--- START Material for this task ---

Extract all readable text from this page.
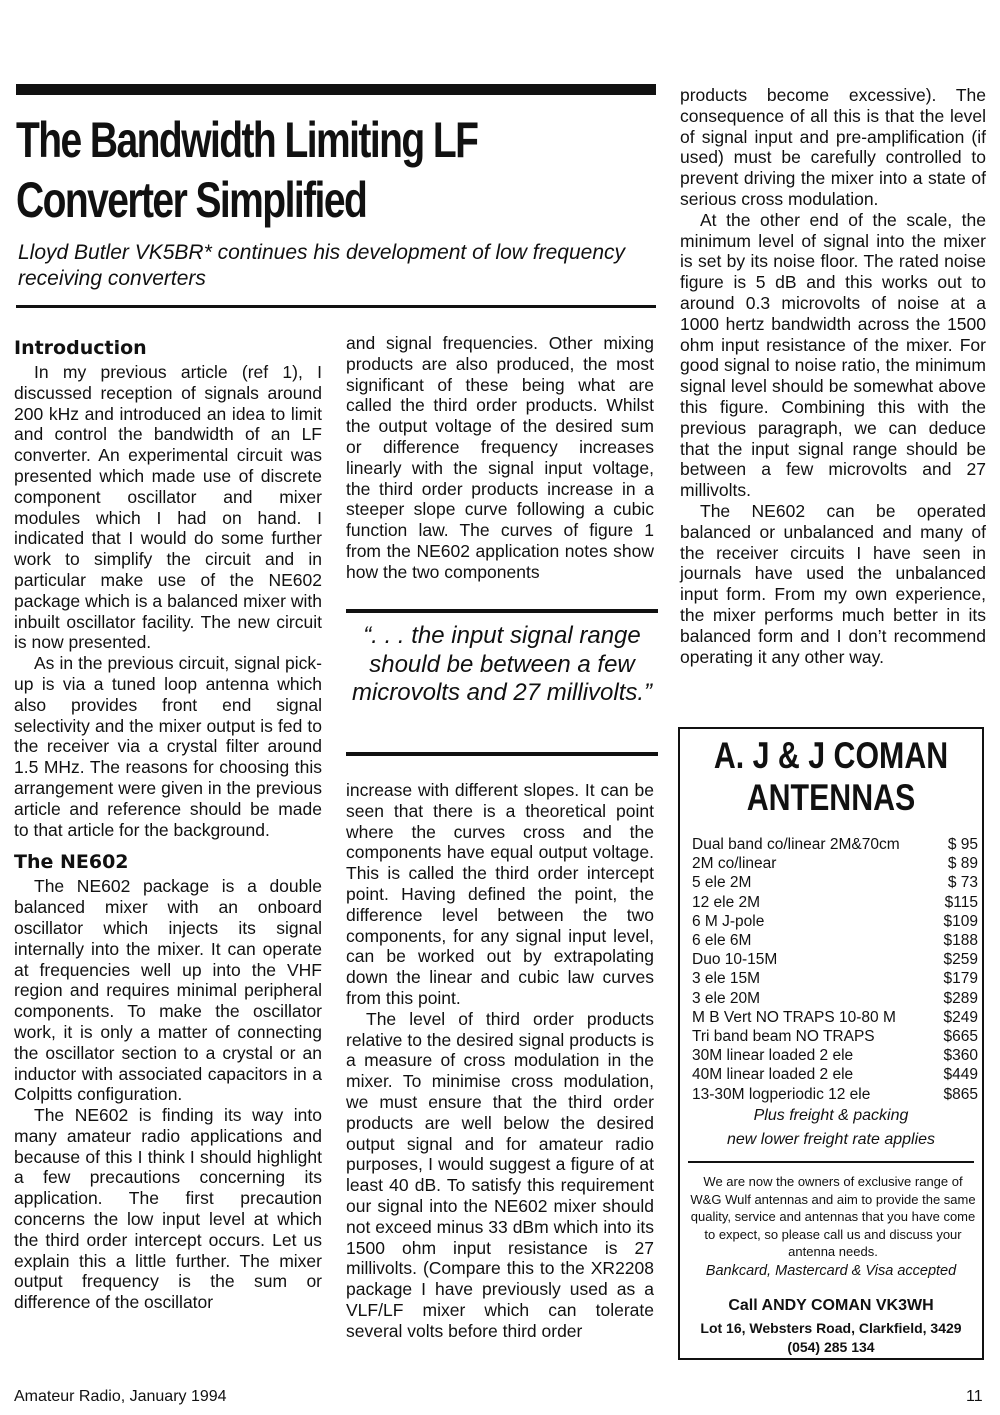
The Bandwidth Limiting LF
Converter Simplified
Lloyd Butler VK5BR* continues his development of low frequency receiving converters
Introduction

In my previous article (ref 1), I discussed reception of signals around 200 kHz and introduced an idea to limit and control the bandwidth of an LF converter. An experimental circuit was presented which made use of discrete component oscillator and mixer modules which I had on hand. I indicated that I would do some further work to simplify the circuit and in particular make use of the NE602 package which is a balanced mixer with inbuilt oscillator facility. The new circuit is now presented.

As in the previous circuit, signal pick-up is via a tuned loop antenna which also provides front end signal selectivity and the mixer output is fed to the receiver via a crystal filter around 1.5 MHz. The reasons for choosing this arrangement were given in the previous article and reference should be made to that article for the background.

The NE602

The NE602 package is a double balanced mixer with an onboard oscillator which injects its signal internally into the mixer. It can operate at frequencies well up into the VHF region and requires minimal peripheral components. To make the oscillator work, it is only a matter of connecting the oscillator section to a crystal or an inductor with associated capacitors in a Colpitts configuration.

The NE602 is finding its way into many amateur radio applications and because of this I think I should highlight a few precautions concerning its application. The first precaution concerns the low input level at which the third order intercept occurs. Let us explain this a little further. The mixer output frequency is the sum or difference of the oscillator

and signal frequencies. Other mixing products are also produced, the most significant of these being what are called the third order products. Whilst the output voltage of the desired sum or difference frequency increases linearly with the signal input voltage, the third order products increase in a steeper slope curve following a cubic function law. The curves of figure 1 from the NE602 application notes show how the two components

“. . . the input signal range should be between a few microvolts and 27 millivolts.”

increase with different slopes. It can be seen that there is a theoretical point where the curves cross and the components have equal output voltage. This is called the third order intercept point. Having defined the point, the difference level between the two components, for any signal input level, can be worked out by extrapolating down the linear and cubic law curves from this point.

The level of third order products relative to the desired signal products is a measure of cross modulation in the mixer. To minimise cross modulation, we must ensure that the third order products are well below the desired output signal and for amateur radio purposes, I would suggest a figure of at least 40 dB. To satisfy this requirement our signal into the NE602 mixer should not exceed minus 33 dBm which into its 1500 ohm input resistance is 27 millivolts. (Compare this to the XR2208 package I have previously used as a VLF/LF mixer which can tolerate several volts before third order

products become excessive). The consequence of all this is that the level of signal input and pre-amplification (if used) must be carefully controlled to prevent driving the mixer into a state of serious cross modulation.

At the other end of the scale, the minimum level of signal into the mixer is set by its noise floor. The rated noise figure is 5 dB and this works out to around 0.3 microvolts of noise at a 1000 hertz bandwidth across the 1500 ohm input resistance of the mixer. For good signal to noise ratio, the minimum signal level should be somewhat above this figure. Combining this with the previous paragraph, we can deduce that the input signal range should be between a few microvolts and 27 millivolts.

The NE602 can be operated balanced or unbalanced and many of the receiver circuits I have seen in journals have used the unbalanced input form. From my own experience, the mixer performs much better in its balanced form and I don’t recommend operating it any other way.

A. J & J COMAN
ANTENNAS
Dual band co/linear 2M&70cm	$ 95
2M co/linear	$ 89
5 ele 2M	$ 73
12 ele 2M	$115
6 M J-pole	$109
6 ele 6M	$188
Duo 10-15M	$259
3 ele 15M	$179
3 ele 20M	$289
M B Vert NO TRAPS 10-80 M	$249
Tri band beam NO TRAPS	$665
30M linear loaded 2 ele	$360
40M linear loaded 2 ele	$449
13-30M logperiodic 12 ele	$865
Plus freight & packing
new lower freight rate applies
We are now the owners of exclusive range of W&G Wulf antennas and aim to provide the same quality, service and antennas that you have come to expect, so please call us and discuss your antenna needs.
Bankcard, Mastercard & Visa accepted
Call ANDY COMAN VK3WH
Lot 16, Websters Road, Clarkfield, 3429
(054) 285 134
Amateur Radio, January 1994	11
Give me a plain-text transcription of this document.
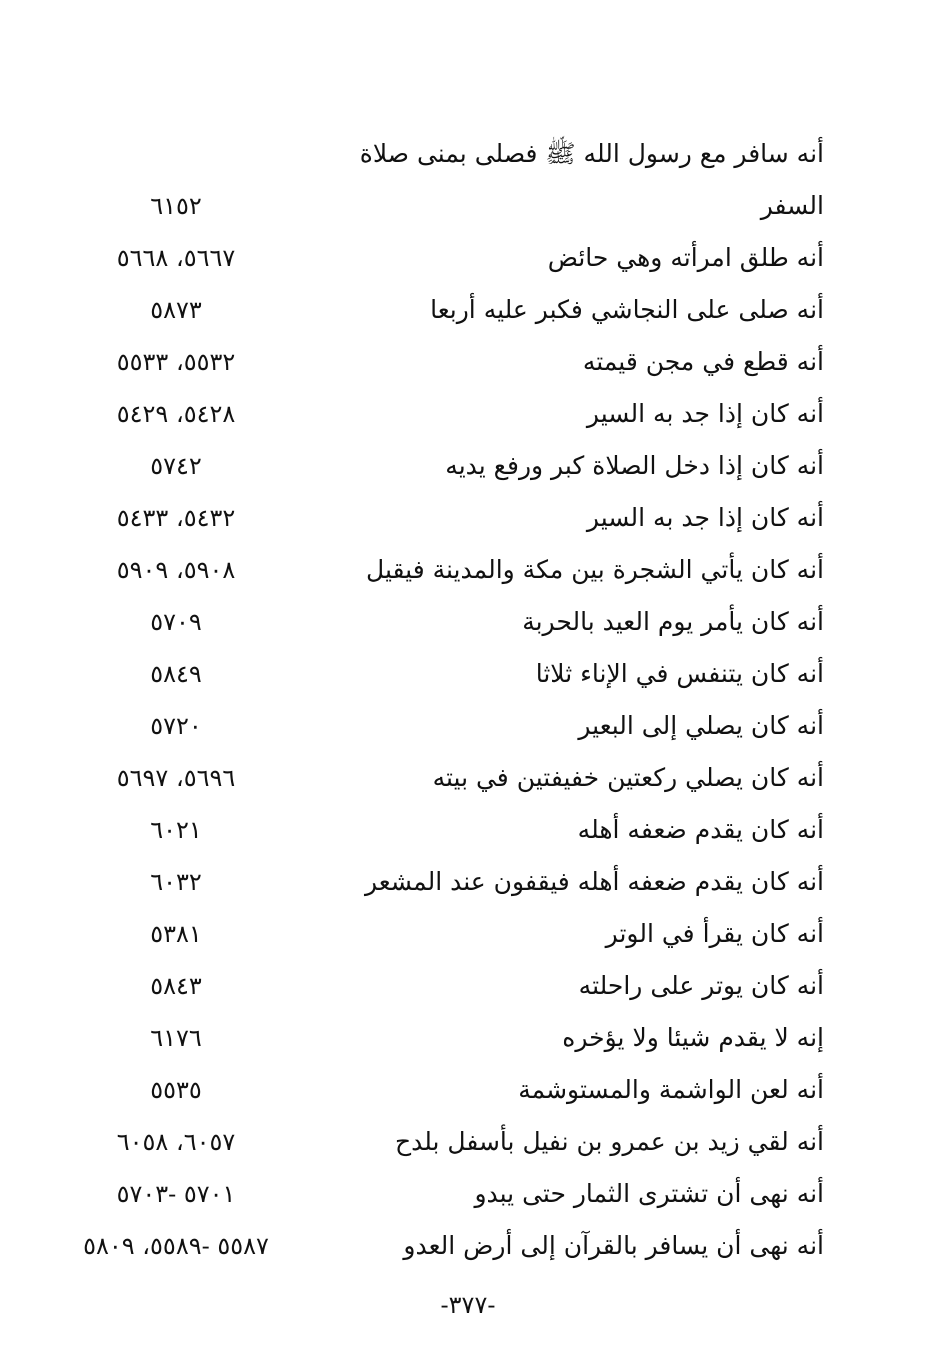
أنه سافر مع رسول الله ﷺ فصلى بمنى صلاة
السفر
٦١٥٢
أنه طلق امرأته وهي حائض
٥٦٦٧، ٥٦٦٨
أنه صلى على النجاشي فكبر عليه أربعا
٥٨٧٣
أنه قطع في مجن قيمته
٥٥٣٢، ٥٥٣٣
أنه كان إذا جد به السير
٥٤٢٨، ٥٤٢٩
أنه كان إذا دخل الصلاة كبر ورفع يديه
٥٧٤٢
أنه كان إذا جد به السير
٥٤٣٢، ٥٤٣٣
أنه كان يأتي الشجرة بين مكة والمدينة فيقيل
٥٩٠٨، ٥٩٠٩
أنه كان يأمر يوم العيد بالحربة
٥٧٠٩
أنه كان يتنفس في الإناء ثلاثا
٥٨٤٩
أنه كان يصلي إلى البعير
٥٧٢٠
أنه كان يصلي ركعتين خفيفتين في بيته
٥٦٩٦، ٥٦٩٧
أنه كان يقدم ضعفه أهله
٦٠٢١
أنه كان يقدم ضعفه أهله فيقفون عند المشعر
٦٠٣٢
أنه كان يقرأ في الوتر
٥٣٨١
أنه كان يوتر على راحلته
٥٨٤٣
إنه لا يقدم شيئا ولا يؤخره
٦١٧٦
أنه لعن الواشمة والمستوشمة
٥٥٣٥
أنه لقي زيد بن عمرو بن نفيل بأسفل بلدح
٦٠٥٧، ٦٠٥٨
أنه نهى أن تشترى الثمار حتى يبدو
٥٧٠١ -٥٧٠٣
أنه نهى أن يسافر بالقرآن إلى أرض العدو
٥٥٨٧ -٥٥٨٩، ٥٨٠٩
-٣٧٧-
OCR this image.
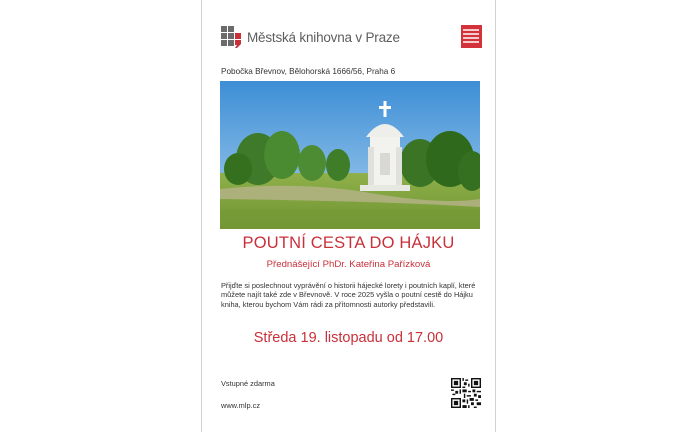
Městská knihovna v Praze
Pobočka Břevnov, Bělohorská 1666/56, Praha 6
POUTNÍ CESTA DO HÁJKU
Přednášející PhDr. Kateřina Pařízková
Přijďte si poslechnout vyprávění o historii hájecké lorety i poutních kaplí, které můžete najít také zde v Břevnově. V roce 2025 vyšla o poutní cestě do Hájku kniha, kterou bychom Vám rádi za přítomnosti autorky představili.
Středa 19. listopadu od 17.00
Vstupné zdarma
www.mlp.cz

--- END Material for this task ---

Given exercise
Gather each line in the data that holds the string "increase".

Exercise result
and signal frequencies. Other mixing products are also produced, the most significant of these being what are called the third order products. Whilst the output voltage of the desired sum or difference frequency increases linearly with the signal input voltage, the third order products increase in a steeper slope curve following a cubic function law. The curves of figure 1 from the NE602 application notes show how the two components
increase with different slopes. It can be seen that there is a theoretical point where the curves cross and the components have equal output voltage. This is called the third order intercept point. Having defined the point, the difference level between the two components, for any signal input level, can be worked out by extrapolating down the linear and cubic law curves from this point.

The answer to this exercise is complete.